Reply with one number only, the count of lines holding the string "date".

━━━━━━━━━━━━━━━━━━━━

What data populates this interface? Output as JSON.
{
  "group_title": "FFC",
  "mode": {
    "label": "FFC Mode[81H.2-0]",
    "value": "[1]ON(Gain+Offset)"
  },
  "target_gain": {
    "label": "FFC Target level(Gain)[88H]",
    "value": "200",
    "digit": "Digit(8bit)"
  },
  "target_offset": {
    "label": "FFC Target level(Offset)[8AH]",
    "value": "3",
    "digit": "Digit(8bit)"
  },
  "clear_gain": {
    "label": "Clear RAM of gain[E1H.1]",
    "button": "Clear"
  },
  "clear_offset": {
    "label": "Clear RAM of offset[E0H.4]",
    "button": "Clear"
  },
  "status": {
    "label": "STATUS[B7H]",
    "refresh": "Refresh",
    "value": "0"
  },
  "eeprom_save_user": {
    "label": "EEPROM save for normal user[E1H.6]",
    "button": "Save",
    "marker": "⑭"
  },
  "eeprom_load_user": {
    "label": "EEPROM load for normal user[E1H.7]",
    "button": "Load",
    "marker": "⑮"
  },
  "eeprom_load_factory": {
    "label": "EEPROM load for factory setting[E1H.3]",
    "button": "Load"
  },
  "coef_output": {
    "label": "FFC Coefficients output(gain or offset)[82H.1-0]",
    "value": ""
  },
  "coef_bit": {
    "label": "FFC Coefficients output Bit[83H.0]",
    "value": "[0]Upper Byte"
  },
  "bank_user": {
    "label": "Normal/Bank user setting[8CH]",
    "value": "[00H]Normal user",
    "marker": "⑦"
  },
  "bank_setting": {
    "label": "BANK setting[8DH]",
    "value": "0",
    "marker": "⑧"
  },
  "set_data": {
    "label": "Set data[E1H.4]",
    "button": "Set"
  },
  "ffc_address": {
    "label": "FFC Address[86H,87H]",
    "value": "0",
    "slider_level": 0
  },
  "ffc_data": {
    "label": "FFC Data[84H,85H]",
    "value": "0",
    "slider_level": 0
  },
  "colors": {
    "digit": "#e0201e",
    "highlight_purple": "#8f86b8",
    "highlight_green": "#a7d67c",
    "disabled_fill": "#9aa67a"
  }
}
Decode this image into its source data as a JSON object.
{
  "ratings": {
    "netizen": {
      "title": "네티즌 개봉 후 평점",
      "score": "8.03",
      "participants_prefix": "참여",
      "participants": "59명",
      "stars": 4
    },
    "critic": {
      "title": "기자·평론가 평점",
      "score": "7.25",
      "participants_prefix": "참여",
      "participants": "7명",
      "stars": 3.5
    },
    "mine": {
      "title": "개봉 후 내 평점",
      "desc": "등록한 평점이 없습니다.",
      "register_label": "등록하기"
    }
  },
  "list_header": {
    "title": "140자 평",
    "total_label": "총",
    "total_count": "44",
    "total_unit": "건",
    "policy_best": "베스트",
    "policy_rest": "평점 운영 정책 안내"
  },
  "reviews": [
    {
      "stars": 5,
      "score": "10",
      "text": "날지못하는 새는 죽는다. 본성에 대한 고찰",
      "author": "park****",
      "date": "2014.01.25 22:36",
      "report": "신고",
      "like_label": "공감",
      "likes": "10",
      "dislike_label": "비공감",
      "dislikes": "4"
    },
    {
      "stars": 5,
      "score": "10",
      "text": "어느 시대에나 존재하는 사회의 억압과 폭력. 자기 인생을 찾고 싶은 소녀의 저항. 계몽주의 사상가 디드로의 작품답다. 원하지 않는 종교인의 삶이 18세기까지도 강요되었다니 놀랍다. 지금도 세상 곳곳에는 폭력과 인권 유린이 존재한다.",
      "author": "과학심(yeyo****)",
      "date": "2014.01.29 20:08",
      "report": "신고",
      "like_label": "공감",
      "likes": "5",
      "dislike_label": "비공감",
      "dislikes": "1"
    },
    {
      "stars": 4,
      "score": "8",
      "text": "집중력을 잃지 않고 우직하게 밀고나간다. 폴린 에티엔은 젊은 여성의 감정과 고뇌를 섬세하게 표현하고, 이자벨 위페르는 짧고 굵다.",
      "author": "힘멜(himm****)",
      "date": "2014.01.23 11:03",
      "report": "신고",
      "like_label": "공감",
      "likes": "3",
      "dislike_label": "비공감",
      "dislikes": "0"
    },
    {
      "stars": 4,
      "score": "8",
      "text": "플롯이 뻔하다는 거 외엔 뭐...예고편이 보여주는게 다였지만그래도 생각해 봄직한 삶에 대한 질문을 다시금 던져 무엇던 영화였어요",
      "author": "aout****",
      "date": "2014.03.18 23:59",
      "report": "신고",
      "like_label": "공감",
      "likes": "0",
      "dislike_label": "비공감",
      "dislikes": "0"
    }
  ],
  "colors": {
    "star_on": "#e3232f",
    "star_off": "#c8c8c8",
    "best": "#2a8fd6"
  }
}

━━━━━━━━━━━━━━━━━━━━

• _Output below_: 4